COMPLETE THE FOLLOWING:
A. List every character from Middlemarch who is named in the passage on Middlemarch below, ahead of the material.
B. Please check each statement against the passage on Middlemarch below, ahead of the material. Answer yes or no for each, and quote the words that decide it.
(i) Dorothea becomes betrothed to Sir James Chettam.
(ii) Mrs. Cadwallader hints to the baronet that he has made an impression on Celia's heart.
(iii) Sir James is the sort to go mooning after unattainable women.

SELECTED TEXT:
※ ※ ※

2. Sappho’s Apple
© 2021 Adam Roberts, CC BY 4.0 https://doi.org/10.11647/OBP.0249.02
To step back from the last book of Middlemarch to the first. Eliot’s story opens with the general expectation among her friends and family that Dorothea will marry Sir James Chettam, the eligible and hearty if rather dim young baronet. This, of course, does not happen. Instead she becomes betrothed to Casaubon. But if Dorothea and Casaubon are mismatched, Dorothea and Sir James would have been just as ill-suited to one another, if in a different way, and surely everybody in the novel knows as much. Still, matchmaker Mrs. Cadwallader is not thereby discouraged:
It followed that Mrs. Cadwallader must decide on another match for Sir James, and having made up her mind that it was to be the younger Miss Brooke, there could not have been a more skilful move towards the success of her plan than her hint to the baronet that he had made an impression on Celia’s heart. For he was not one of those gentlemen who languish after the unattainable Sappho’s apple that laughs from the topmost bough.1
We take the point of her allusion: Sir James is a down-to-earth fellow, not the sort to go mooning after unattainable women.

※ ※ ※

Layout dataset entries:
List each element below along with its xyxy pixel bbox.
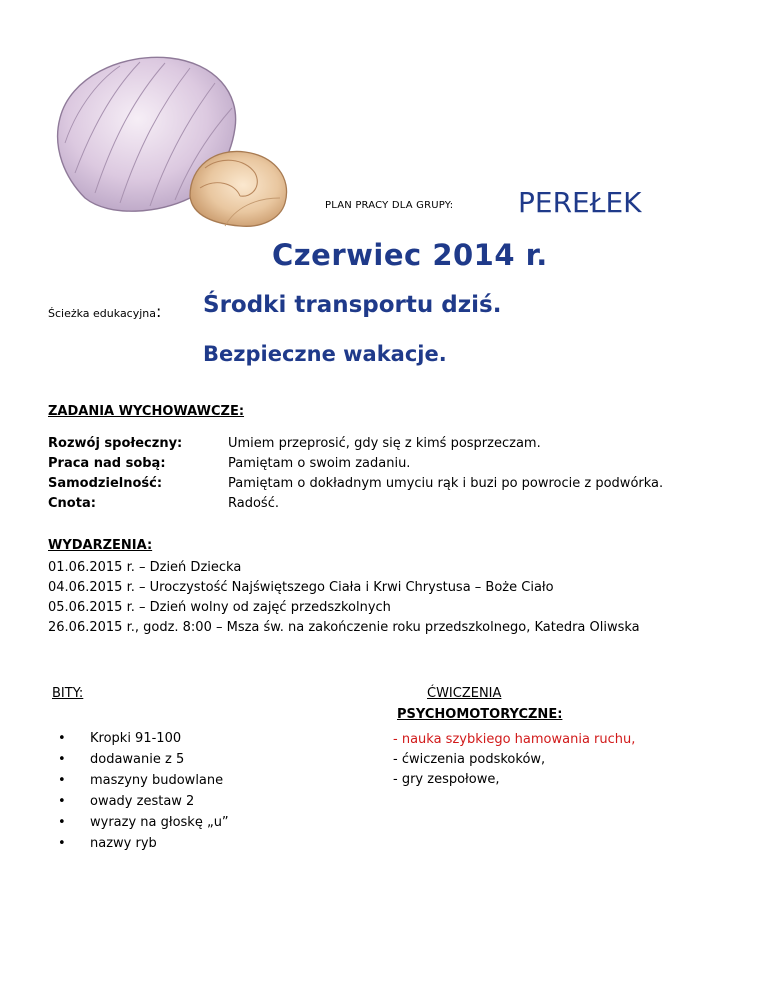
task-label: Samodzielność: [48,476,163,491]
task-row [48,434,663,454]
tasks-heading: ZADANIA WYCHOWAWCZE: [48,404,245,419]
bit-label: dodawanie z 5 [90,752,185,767]
tasks-table [48,434,663,514]
bullet-icon: • [58,731,66,746]
bullet-icon: • [58,773,66,788]
task-value: Pamiętam o swoim zadaniu. [228,456,411,471]
task-value: Radość. [228,496,279,511]
task-value: Pamiętam o dokładnym umyciu rąk i buzi po powrocie z podwórka. [228,476,664,491]
bullet-icon: • [58,815,66,830]
event-item: 05.06.2015 r. – Dzień wolny od zajęć przedszkolnych [48,600,391,615]
educational-path-colon: : [156,302,162,321]
bit-label: wyrazy na głoskę „u” [90,815,229,830]
event-item: 04.06.2015 r. – Uroczystość Najświętszego Ciała i Krwi Chrystusa – Boże Ciało [48,580,554,595]
list-item [52,812,229,833]
exercises-heading-line-1: ĆWICZENIA [427,686,502,701]
educational-path-label-text: Ścieżka edukacyjna [48,307,157,320]
event-item: 01.06.2015 r. – Dzień Dziecka [48,560,242,575]
list-item [52,791,229,812]
exercise-item: - nauka szybkiego hamowania ruchu, [393,732,636,747]
bits-list [52,728,229,854]
list-item [52,749,229,770]
topic-line-1: Środki transportu dziś. [203,292,502,318]
list-item [52,728,229,749]
seashell-illustration [40,48,300,238]
exercise-item: - ćwiczenia podskoków, [393,752,546,767]
bit-label: nazwy ryb [90,836,157,851]
list-item [52,770,229,791]
plan-label: PLAN PRACY DLA GRUPY: [325,200,454,211]
list-item [52,833,229,854]
bullet-icon: • [58,794,66,809]
task-label: Rozwój społeczny: [48,436,183,451]
month-title: Czerwiec 2014 r. [272,238,548,272]
bit-label: Kropki 91-100 [90,731,182,746]
task-label: Cnota: [48,496,96,511]
topic-line-2: Bezpieczne wakacje. [203,342,447,366]
exercise-item: - gry zespołowe, [393,772,500,787]
exercises-list [393,730,635,790]
event-item: 26.06.2015 r., godz. 8:00 – Msza św. na zakończenie roku przedszkolnego, Katedra Oliwska [48,620,640,635]
task-value: Umiem przeprosić, gdy się z kimś posprzeczam. [228,436,541,451]
events-heading: WYDARZENIA: [48,538,153,553]
events-list [48,558,640,638]
bit-label: maszyny budowlane [90,773,224,788]
task-row [48,474,663,494]
bullet-icon: • [58,752,66,767]
task-row [48,494,663,514]
educational-path-label [48,302,161,321]
bit-label: owady zestaw 2 [90,794,195,809]
exercises-heading-line-2: PSYCHOMOTORYCZNE: [397,707,563,722]
group-name: PEREŁEK [518,186,642,219]
task-label: Praca nad sobą: [48,456,166,471]
task-row [48,454,663,474]
bullet-icon: • [58,836,66,851]
bits-heading: BITY: [52,686,84,701]
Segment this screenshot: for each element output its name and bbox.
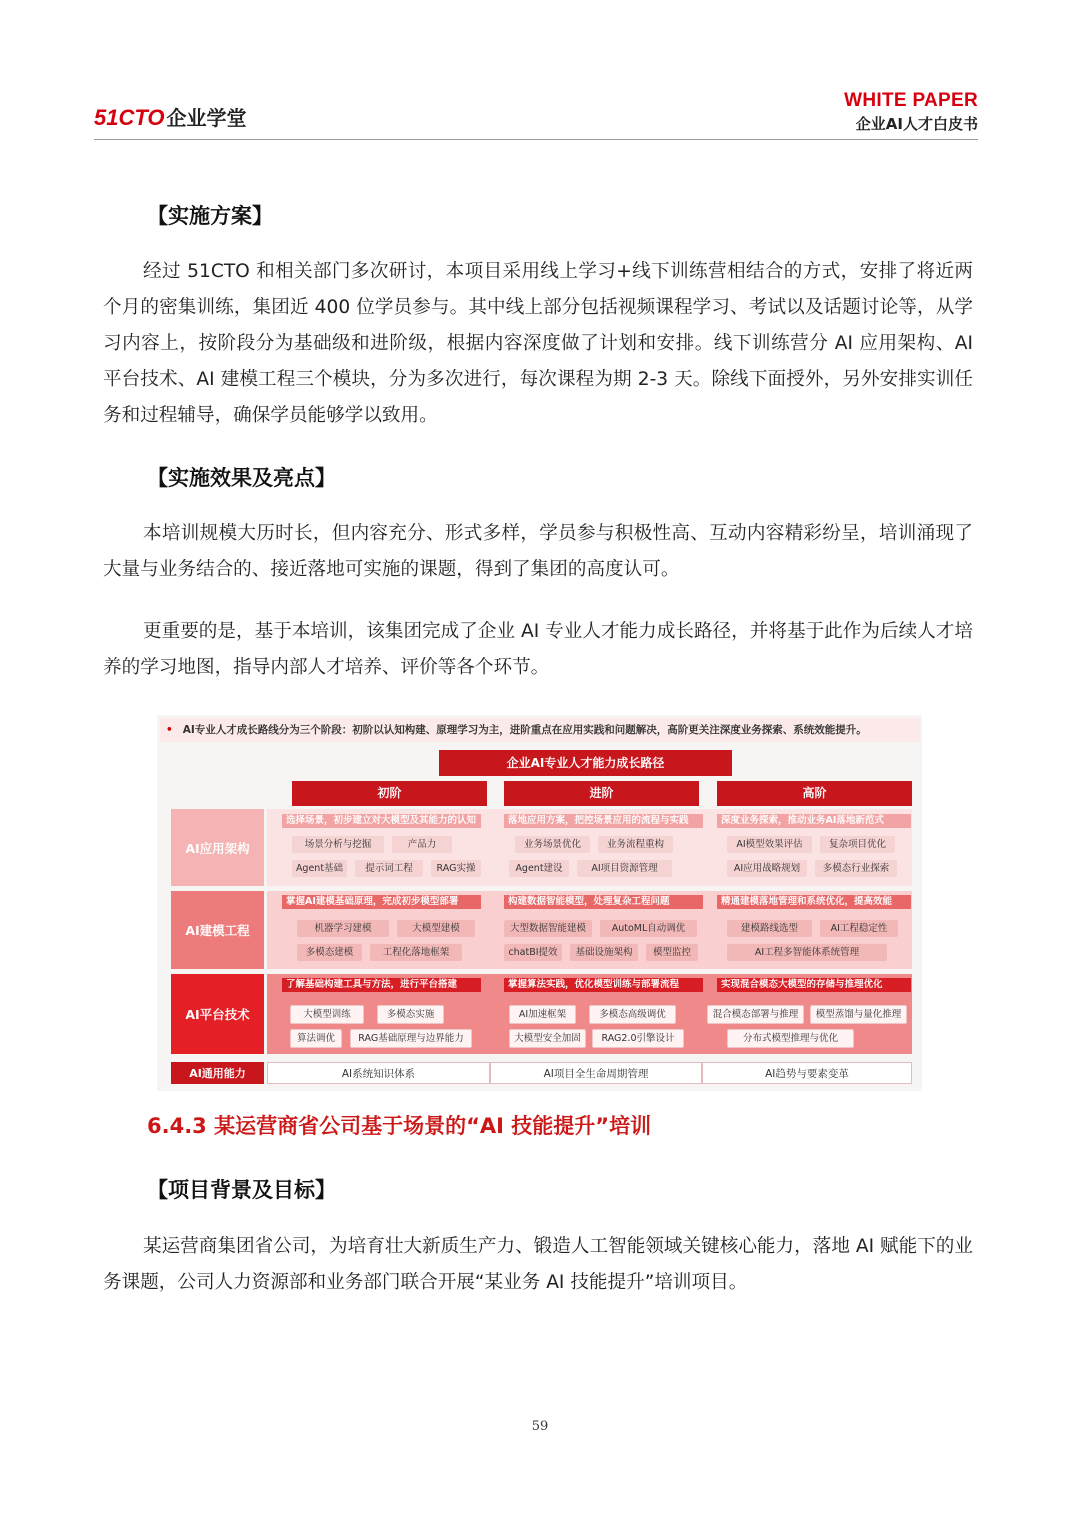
chip: RAG2.0引擎设计	[592, 1029, 684, 1048]
chip: RAG实操	[431, 860, 481, 877]
chip: 场景分析与挖掘	[292, 836, 384, 853]
header-divider	[94, 139, 978, 140]
chip: 工程化落地框架	[370, 944, 462, 961]
paragraph-implementation-plan: 经过 51CTO 和相关部门多次研讨，本项目采用线上学习+线下训练营相结合的方式，安排了将近两个月的密集训练，集团近 400 位学员参与。其中线上部分包括视频课程学习、考试以及话题讨论等，从学习内容上，按阶段分为基础级和进阶级，根据内容深度做了计划和安排。线下训练营分 AI 应用架构、AI 平台技术、AI 建模工程三个模块，分为多次进行，每次课程为期 2-3 天。除线下面授外，另外安排实训任务和过程辅导，确保学员能够学以致用。	[103, 261, 973, 426]
chip: 多模态行业探索	[815, 860, 897, 877]
heading-project-background: 【项目背景及目标】	[147, 1178, 336, 1202]
whitepaper-subtitle: 企业AI人才白皮书	[855, 115, 978, 133]
chip: 复杂项目优化	[820, 836, 895, 853]
subsection-title-6-4-3: 6.4.3 某运营商省公司基于场景的“AI 技能提升”培训	[147, 1114, 652, 1138]
logo-brand: 51CTO	[94, 105, 165, 130]
chip: chatBI提效	[504, 944, 562, 961]
general-cell: AI项目全生命周期管理	[490, 1062, 702, 1084]
chip: AI应用战略规划	[727, 860, 807, 877]
paragraph-effects-2: 更重要的是，基于本培训，该集团完成了企业 AI 专业人才能力成长路径，并将基于此作为后续人才培养的学习地图，指导内部人才培养、评价等各个环节。	[103, 621, 973, 678]
chip: 大模型安全加固	[509, 1029, 586, 1048]
row-label-ai-general-ability: AI通用能力	[171, 1062, 264, 1084]
chip: 基础设施架构	[570, 944, 638, 961]
chip: 模型监控	[646, 944, 698, 961]
logo-sub: 企业学堂	[166, 106, 247, 130]
chip: AI模型效果评估	[727, 836, 812, 853]
heading-effects-highlights: 【实施效果及亮点】	[147, 466, 336, 490]
chip: 大模型建模	[397, 920, 475, 937]
growth-path-diagram	[157, 715, 922, 1091]
row1-desc-intermediate: 落地应用方案，把控场景应用的流程与实践	[504, 814, 703, 828]
row-label-ai-platform-technology: AI平台技术	[171, 974, 264, 1054]
chip: 模型蒸馏与量化推理	[810, 1005, 907, 1024]
chip: 大模型训练	[290, 1005, 364, 1024]
chip: AI工程多智能体系统管理	[727, 944, 887, 961]
page-number: 59	[531, 1419, 549, 1434]
row-label-ai-app-architecture: AI应用架构	[171, 809, 264, 886]
row2-desc-beginner: 掌握AI建模基础原理，完成初步模型部署	[282, 895, 481, 909]
chip: 业务场景优化	[515, 836, 590, 853]
whitepaper-badge	[844, 90, 978, 134]
chip: 产品力	[392, 836, 452, 853]
row1-desc-advanced: 深度业务探索，推动业务AI落地新范式	[717, 814, 911, 828]
chip: 机器学习建模	[297, 920, 389, 937]
chip: AI加速框架	[509, 1005, 576, 1024]
stage-intermediate: 进阶	[504, 781, 699, 806]
chip: 分布式模型推理与优化	[727, 1029, 854, 1048]
row3-desc-beginner: 了解基础构建工具与方法，进行平台搭建	[282, 978, 481, 992]
chip: 大型数据智能建模	[504, 920, 592, 937]
chip: AI项目资源管理	[577, 860, 672, 877]
row2-desc-advanced: 精通建模落地管理和系统优化，提高效能	[717, 895, 911, 909]
row3-desc-intermediate: 掌握算法实践，优化模型训练与部署流程	[504, 978, 703, 992]
chip: AutoML自动调优	[600, 920, 697, 937]
diagram-note-text: AI专业人才成长路线分为三个阶段：初阶以认知构建、原理学习为主，进阶重点在应用实践和问题解决，高阶更关注深度业务探索、系统效能提升。	[182, 724, 867, 736]
chip: 多模态建模	[297, 944, 362, 961]
whitepaper-title: WHITE PAPER	[844, 90, 978, 111]
chip: Agent建设	[509, 860, 569, 877]
heading-implementation-plan: 【实施方案】	[147, 204, 273, 228]
row3-desc-advanced: 实现混合模态大模型的存储与推理优化	[717, 978, 911, 992]
diagram-title: 企业AI专业人才能力成长路径	[439, 750, 732, 776]
row1-desc-beginner: 选择场景，初步建立对大模型及其能力的认知	[282, 814, 481, 828]
chip: RAG基础原理与边界能力	[350, 1029, 472, 1048]
chip: 混合模态部署与推理	[707, 1005, 804, 1024]
row-label-ai-modeling-engineering: AI建模工程	[171, 891, 264, 969]
chip: 多模态高级调优	[589, 1005, 676, 1024]
general-cell: AI系统知识体系	[267, 1062, 490, 1084]
company-logo	[94, 102, 247, 131]
chip: 业务流程重构	[598, 836, 673, 853]
chip: Agent基础	[292, 860, 347, 877]
chip: 多模态实施	[377, 1005, 444, 1024]
general-cell: AI趋势与要素变革	[702, 1062, 912, 1084]
diagram-note: • AI专业人才成长路线分为三个阶段：初阶以认知构建、原理学习为主，进阶重点在应用实践和问题解决，高阶更关注深度业务探索、系统效能提升。	[160, 718, 920, 742]
paragraph-effects-1: 本培训规模大历时长，但内容充分、形式多样，学员参与积极性高、互动内容精彩纷呈，培训涌现了大量与业务结合的、接近落地可实施的课题，得到了集团的高度认可。	[103, 523, 973, 580]
chip: AI工程稳定性	[820, 920, 898, 937]
chip: 提示词工程	[355, 860, 423, 877]
chip: 建模路线选型	[727, 920, 812, 937]
paragraph-project-background: 某运营商集团省公司，为培育壮大新质生产力、锻造人工智能领域关键核心能力，落地 AI 赋能下的业务课题，公司人力资源部和业务部门联合开展“某业务 AI 技能提升”培训项目。	[103, 1236, 973, 1293]
row2-desc-intermediate: 构建数据智能模型，处理复杂工程问题	[504, 895, 703, 909]
stage-beginner: 初阶	[292, 781, 487, 806]
chip: 算法调优	[290, 1029, 342, 1048]
stage-advanced: 高阶	[717, 781, 912, 806]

※ ※ ※

ANSWER SET:
A. Dorothea, Sir James Chettam, Casaubon, Mrs. Cadwallader, Celia

B.
(i) No: "Instead she becomes betrothed to Casaubon."
(ii) Yes: "her hint to the baronet that he had made an impression on Celia’s heart"
(iii) No: "not the sort to go mooning after unattainable women"